(Saved entries)
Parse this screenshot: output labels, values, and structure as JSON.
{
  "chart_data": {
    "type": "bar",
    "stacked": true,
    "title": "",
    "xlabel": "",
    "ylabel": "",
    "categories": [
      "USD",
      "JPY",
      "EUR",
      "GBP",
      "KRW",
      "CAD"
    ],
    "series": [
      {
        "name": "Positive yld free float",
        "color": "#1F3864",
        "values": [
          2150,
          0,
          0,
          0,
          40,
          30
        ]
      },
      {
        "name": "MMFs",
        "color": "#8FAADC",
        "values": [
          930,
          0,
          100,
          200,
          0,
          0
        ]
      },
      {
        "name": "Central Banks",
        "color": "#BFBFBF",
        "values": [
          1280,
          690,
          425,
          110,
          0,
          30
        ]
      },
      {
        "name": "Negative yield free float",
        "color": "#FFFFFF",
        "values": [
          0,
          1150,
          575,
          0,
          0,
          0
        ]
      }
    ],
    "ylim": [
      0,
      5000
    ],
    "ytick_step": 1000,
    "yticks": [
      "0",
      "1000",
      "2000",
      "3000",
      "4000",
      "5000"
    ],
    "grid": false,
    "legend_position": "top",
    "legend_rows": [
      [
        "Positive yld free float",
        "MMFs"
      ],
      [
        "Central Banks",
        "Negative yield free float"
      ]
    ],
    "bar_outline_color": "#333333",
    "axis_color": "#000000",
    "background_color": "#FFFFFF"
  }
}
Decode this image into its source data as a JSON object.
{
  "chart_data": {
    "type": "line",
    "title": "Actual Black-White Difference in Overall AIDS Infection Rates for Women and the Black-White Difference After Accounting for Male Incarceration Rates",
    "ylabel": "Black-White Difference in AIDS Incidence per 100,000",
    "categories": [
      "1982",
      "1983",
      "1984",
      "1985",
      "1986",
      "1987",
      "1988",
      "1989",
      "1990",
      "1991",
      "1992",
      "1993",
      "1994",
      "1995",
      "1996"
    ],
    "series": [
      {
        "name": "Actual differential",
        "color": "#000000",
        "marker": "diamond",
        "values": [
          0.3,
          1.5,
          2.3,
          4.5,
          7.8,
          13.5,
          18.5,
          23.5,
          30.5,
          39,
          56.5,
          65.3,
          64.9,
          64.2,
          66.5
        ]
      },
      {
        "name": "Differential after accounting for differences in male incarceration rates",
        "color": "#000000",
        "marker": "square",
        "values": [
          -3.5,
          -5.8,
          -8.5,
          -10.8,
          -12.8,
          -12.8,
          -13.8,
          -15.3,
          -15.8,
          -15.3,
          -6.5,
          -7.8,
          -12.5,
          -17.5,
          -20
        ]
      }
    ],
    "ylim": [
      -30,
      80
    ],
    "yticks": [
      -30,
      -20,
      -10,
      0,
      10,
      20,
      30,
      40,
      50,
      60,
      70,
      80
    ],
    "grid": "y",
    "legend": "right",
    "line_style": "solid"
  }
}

**EXERCISE REQUIREMENTS**
Repeat the entries exactly, all of them.

**EXERCISE RESPONSE**
Parse this screenshot: output labels, values, and structure as JSON.
{
  "chart_data": {
    "type": "bar",
    "stacked": true,
    "title": "",
    "xlabel": "",
    "ylabel": "",
    "categories": [
      "USD",
      "JPY",
      "EUR",
      "GBP",
      "KRW",
      "CAD"
    ],
    "series": [
      {
        "name": "Positive yld free float",
        "color": "#1F3864",
        "values": [
          2150,
          0,
          0,
          0,
          40,
          30
        ]
      },
      {
        "name": "MMFs",
        "color": "#8FAADC",
        "values": [
          930,
          0,
          100,
          200,
          0,
          0
        ]
      },
      {
        "name": "Central Banks",
        "color": "#BFBFBF",
        "values": [
          1280,
          690,
          425,
          110,
          0,
          30
        ]
      },
      {
        "name": "Negative yield free float",
        "color": "#FFFFFF",
        "values": [
          0,
          1150,
          575,
          0,
          0,
          0
        ]
      }
    ],
    "ylim": [
      0,
      5000
    ],
    "ytick_step": 1000,
    "yticks": [
      "0",
      "1000",
      "2000",
      "3000",
      "4000",
      "5000"
    ],
    "grid": false,
    "legend_position": "top",
    "legend_rows": [
      [
        "Positive yld free float",
        "MMFs"
      ],
      [
        "Central Banks",
        "Negative yield free float"
      ]
    ],
    "bar_outline_color": "#333333",
    "axis_color": "#000000",
    "background_color": "#FFFFFF"
  }
}
Decode this image into its source data as a JSON object.
{
  "chart_data": {
    "type": "line",
    "title": "Actual Black-White Difference in Overall AIDS Infection Rates for Women and the Black-White Difference After Accounting for Male Incarceration Rates",
    "ylabel": "Black-White Difference in AIDS Incidence per 100,000",
    "categories": [
      "1982",
      "1983",
      "1984",
      "1985",
      "1986",
      "1987",
      "1988",
      "1989",
      "1990",
      "1991",
      "1992",
      "1993",
      "1994",
      "1995",
      "1996"
    ],
    "series": [
      {
        "name": "Actual differential",
        "color": "#000000",
        "marker": "diamond",
        "values": [
          0.3,
          1.5,
          2.3,
          4.5,
          7.8,
          13.5,
          18.5,
          23.5,
          30.5,
          39,
          56.5,
          65.3,
          64.9,
          64.2,
          66.5
        ]
      },
      {
        "name": "Differential after accounting for differences in male incarceration rates",
        "color": "#000000",
        "marker": "square",
        "values": [
          -3.5,
          -5.8,
          -8.5,
          -10.8,
          -12.8,
          -12.8,
          -13.8,
          -15.3,
          -15.8,
          -15.3,
          -6.5,
          -7.8,
          -12.5,
          -17.5,
          -20
        ]
      }
    ],
    "ylim": [
      -30,
      80
    ],
    "yticks": [
      -30,
      -20,
      -10,
      0,
      10,
      20,
      30,
      40,
      50,
      60,
      70,
      80
    ],
    "grid": "y",
    "legend": "right",
    "line_style": "solid"
  }
}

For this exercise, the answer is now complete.